### Task prompt
Output the entries word for word. Omit images.

### Supplied material
_ _ _ _
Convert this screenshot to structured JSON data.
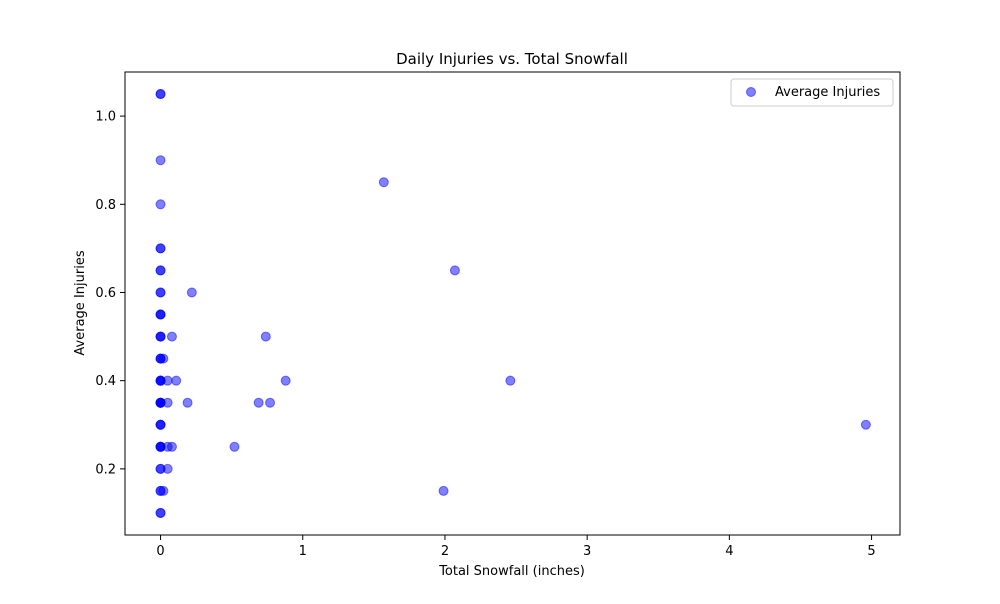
{
  "chart_data": {
    "type": "scatter",
    "title": "Daily Injuries vs. Total Snowfall",
    "xlabel": "Total Snowfall (inches)",
    "ylabel": "Average Injuries",
    "xlim": [
      -0.25,
      5.2
    ],
    "ylim": [
      0.05,
      1.1
    ],
    "xticks": [
      0,
      1,
      2,
      3,
      4,
      5
    ],
    "yticks": [
      0.2,
      0.4,
      0.6,
      0.8,
      1.0
    ],
    "xtick_labels": [
      "0",
      "1",
      "2",
      "3",
      "4",
      "5"
    ],
    "ytick_labels": [
      "0.2",
      "0.4",
      "0.6",
      "0.8",
      "1.0"
    ],
    "grid": false,
    "legend_position": "top-right",
    "series": [
      {
        "name": "Average Injuries",
        "color": "#0000ff",
        "alpha": 0.5,
        "marker": "circle",
        "points": [
          [
            0,
            1.05
          ],
          [
            0,
            1.05
          ],
          [
            0,
            0.9
          ],
          [
            0,
            0.8
          ],
          [
            0,
            0.7
          ],
          [
            0,
            0.7
          ],
          [
            0,
            0.65
          ],
          [
            0,
            0.65
          ],
          [
            0,
            0.6
          ],
          [
            0,
            0.6
          ],
          [
            0,
            0.55
          ],
          [
            0,
            0.55
          ],
          [
            0,
            0.55
          ],
          [
            0,
            0.5
          ],
          [
            0,
            0.5
          ],
          [
            0,
            0.5
          ],
          [
            0,
            0.45
          ],
          [
            0,
            0.45
          ],
          [
            0,
            0.45
          ],
          [
            0,
            0.4
          ],
          [
            0,
            0.4
          ],
          [
            0,
            0.4
          ],
          [
            0,
            0.4
          ],
          [
            0,
            0.35
          ],
          [
            0,
            0.35
          ],
          [
            0,
            0.35
          ],
          [
            0,
            0.35
          ],
          [
            0,
            0.35
          ],
          [
            0,
            0.3
          ],
          [
            0,
            0.3
          ],
          [
            0,
            0.3
          ],
          [
            0,
            0.25
          ],
          [
            0,
            0.25
          ],
          [
            0,
            0.25
          ],
          [
            0,
            0.25
          ],
          [
            0,
            0.2
          ],
          [
            0,
            0.2
          ],
          [
            0,
            0.15
          ],
          [
            0,
            0.15
          ],
          [
            0,
            0.1
          ],
          [
            0,
            0.1
          ],
          [
            0.02,
            0.45
          ],
          [
            0.02,
            0.15
          ],
          [
            0.05,
            0.4
          ],
          [
            0.05,
            0.35
          ],
          [
            0.05,
            0.25
          ],
          [
            0.05,
            0.2
          ],
          [
            0.08,
            0.5
          ],
          [
            0.08,
            0.25
          ],
          [
            0.11,
            0.4
          ],
          [
            0.19,
            0.35
          ],
          [
            0.22,
            0.6
          ],
          [
            0.52,
            0.25
          ],
          [
            0.69,
            0.35
          ],
          [
            0.74,
            0.5
          ],
          [
            0.77,
            0.35
          ],
          [
            0.88,
            0.4
          ],
          [
            1.57,
            0.85
          ],
          [
            1.99,
            0.15
          ],
          [
            2.07,
            0.65
          ],
          [
            2.46,
            0.4
          ],
          [
            4.96,
            0.3
          ]
        ]
      }
    ]
  }
}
_ _ _ _
### Reply to the task
Convert this screenshot to structured JSON data.
{
  "chart_data": {
    "type": "scatter",
    "title": "Daily Injuries vs. Total Snowfall",
    "xlabel": "Total Snowfall (inches)",
    "ylabel": "Average Injuries",
    "xlim": [
      -0.25,
      5.2
    ],
    "ylim": [
      0.05,
      1.1
    ],
    "xticks": [
      0,
      1,
      2,
      3,
      4,
      5
    ],
    "yticks": [
      0.2,
      0.4,
      0.6,
      0.8,
      1.0
    ],
    "xtick_labels": [
      "0",
      "1",
      "2",
      "3",
      "4",
      "5"
    ],
    "ytick_labels": [
      "0.2",
      "0.4",
      "0.6",
      "0.8",
      "1.0"
    ],
    "grid": false,
    "legend_position": "top-right",
    "series": [
      {
        "name": "Average Injuries",
        "color": "#0000ff",
        "alpha": 0.5,
        "marker": "circle",
        "points": [
          [
            0,
            1.05
          ],
          [
            0,
            1.05
          ],
          [
            0,
            0.9
          ],
          [
            0,
            0.8
          ],
          [
            0,
            0.7
          ],
          [
            0,
            0.7
          ],
          [
            0,
            0.65
          ],
          [
            0,
            0.65
          ],
          [
            0,
            0.6
          ],
          [
            0,
            0.6
          ],
          [
            0,
            0.55
          ],
          [
            0,
            0.55
          ],
          [
            0,
            0.55
          ],
          [
            0,
            0.5
          ],
          [
            0,
            0.5
          ],
          [
            0,
            0.5
          ],
          [
            0,
            0.45
          ],
          [
            0,
            0.45
          ],
          [
            0,
            0.45
          ],
          [
            0,
            0.4
          ],
          [
            0,
            0.4
          ],
          [
            0,
            0.4
          ],
          [
            0,
            0.4
          ],
          [
            0,
            0.35
          ],
          [
            0,
            0.35
          ],
          [
            0,
            0.35
          ],
          [
            0,
            0.35
          ],
          [
            0,
            0.35
          ],
          [
            0,
            0.3
          ],
          [
            0,
            0.3
          ],
          [
            0,
            0.3
          ],
          [
            0,
            0.25
          ],
          [
            0,
            0.25
          ],
          [
            0,
            0.25
          ],
          [
            0,
            0.25
          ],
          [
            0,
            0.2
          ],
          [
            0,
            0.2
          ],
          [
            0,
            0.15
          ],
          [
            0,
            0.15
          ],
          [
            0,
            0.1
          ],
          [
            0,
            0.1
          ],
          [
            0.02,
            0.45
          ],
          [
            0.02,
            0.15
          ],
          [
            0.05,
            0.4
          ],
          [
            0.05,
            0.35
          ],
          [
            0.05,
            0.25
          ],
          [
            0.05,
            0.2
          ],
          [
            0.08,
            0.5
          ],
          [
            0.08,
            0.25
          ],
          [
            0.11,
            0.4
          ],
          [
            0.19,
            0.35
          ],
          [
            0.22,
            0.6
          ],
          [
            0.52,
            0.25
          ],
          [
            0.69,
            0.35
          ],
          [
            0.74,
            0.5
          ],
          [
            0.77,
            0.35
          ],
          [
            0.88,
            0.4
          ],
          [
            1.57,
            0.85
          ],
          [
            1.99,
            0.15
          ],
          [
            2.07,
            0.65
          ],
          [
            2.46,
            0.4
          ],
          [
            4.96,
            0.3
          ]
        ]
      }
    ]
  }
}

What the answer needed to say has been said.